## Records for the task
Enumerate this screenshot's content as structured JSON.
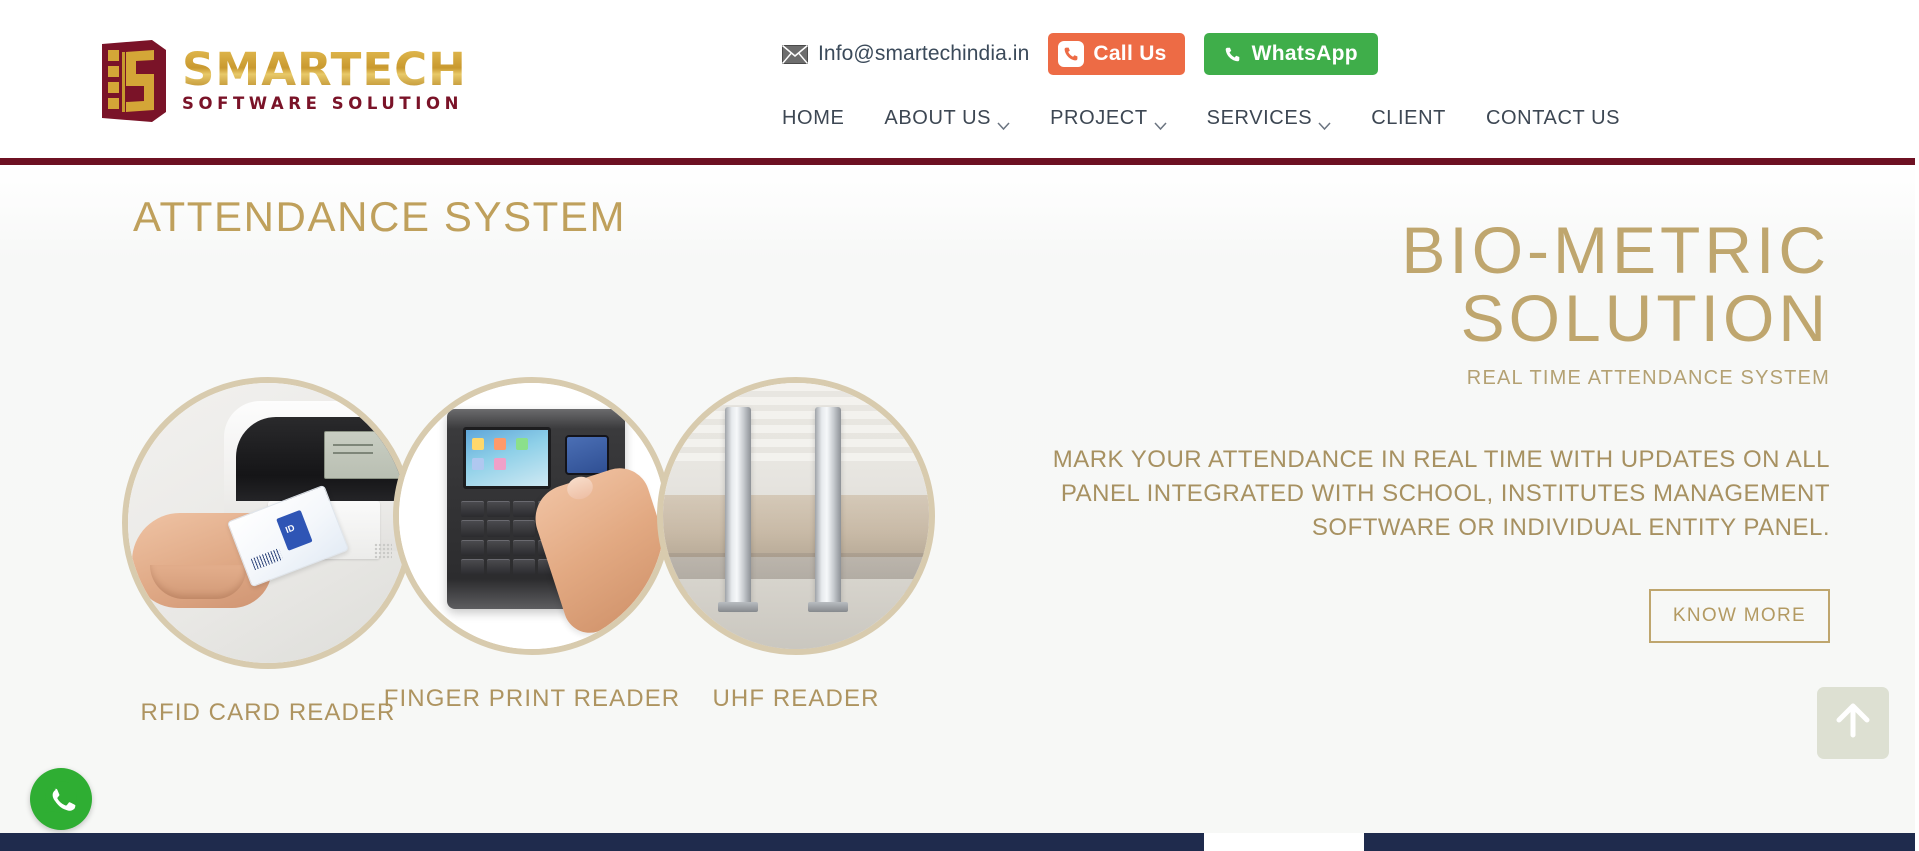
{
  "header": {
    "logo": {
      "main": "SMARTECH",
      "sub": "SOFTWARE SOLUTION",
      "gold": "#C9992F",
      "maroon": "#7A1328"
    },
    "contact": {
      "email": "Info@smartechindia.in",
      "call_label": "Call Us",
      "whatsapp_label": "WhatsApp",
      "call_color": "#ED6B45",
      "whatsapp_color": "#3FAE4A"
    },
    "nav": [
      {
        "label": "HOME",
        "caret": false
      },
      {
        "label": "ABOUT US",
        "caret": true
      },
      {
        "label": "PROJECT",
        "caret": true
      },
      {
        "label": "SERVICES",
        "caret": true
      },
      {
        "label": "CLIENT",
        "caret": false
      },
      {
        "label": "CONTACT US",
        "caret": false
      }
    ],
    "rule_color": "#6E1123"
  },
  "hero": {
    "section_title": "ATTENDANCE SYSTEM",
    "accent_color": "#BFA05C",
    "products": [
      {
        "label": "RFID CARD READER",
        "image": "rfid-card-reader-photo"
      },
      {
        "label": "FINGER PRINT READER",
        "image": "fingerprint-reader-photo"
      },
      {
        "label": "UHF READER",
        "image": "uhf-gate-reader-photo"
      }
    ],
    "headline_line1": "BIO-METRIC",
    "headline_line2": "SOLUTION",
    "subheadline": "REAL TIME ATTENDANCE SYSTEM",
    "paragraph": "MARK YOUR ATTENDANCE IN REAL TIME WITH UPDATES ON ALL PANEL INTEGRATED WITH SCHOOL, INSTITUTES MANAGEMENT SOFTWARE OR INDIVIDUAL ENTITY PANEL.",
    "cta_label": "KNOW MORE"
  },
  "floating": {
    "whatsapp_icon": "whatsapp-icon",
    "scroll_top_icon": "arrow-up-icon"
  }
}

## Set task
Reproduce the entries above exactly. Do not include the images.

## Correct result
Enumerate this screenshot's content as structured JSON.
{
  "header": {
    "logo": {
      "main": "SMARTECH",
      "sub": "SOFTWARE SOLUTION",
      "gold": "#C9992F",
      "maroon": "#7A1328"
    },
    "contact": {
      "email": "Info@smartechindia.in",
      "call_label": "Call Us",
      "whatsapp_label": "WhatsApp",
      "call_color": "#ED6B45",
      "whatsapp_color": "#3FAE4A"
    },
    "nav": [
      {
        "label": "HOME",
        "caret": false
      },
      {
        "label": "ABOUT US",
        "caret": true
      },
      {
        "label": "PROJECT",
        "caret": true
      },
      {
        "label": "SERVICES",
        "caret": true
      },
      {
        "label": "CLIENT",
        "caret": false
      },
      {
        "label": "CONTACT US",
        "caret": false
      }
    ],
    "rule_color": "#6E1123"
  },
  "hero": {
    "section_title": "ATTENDANCE SYSTEM",
    "accent_color": "#BFA05C",
    "products": [
      {
        "label": "RFID CARD READER",
        "image": "rfid-card-reader-photo"
      },
      {
        "label": "FINGER PRINT READER",
        "image": "fingerprint-reader-photo"
      },
      {
        "label": "UHF READER",
        "image": "uhf-gate-reader-photo"
      }
    ],
    "headline_line1": "BIO-METRIC",
    "headline_line2": "SOLUTION",
    "subheadline": "REAL TIME ATTENDANCE SYSTEM",
    "paragraph": "MARK YOUR ATTENDANCE IN REAL TIME WITH UPDATES ON ALL PANEL INTEGRATED WITH SCHOOL, INSTITUTES MANAGEMENT SOFTWARE OR INDIVIDUAL ENTITY PANEL.",
    "cta_label": "KNOW MORE"
  },
  "floating": {
    "whatsapp_icon": "whatsapp-icon",
    "scroll_top_icon": "arrow-up-icon"
  }
}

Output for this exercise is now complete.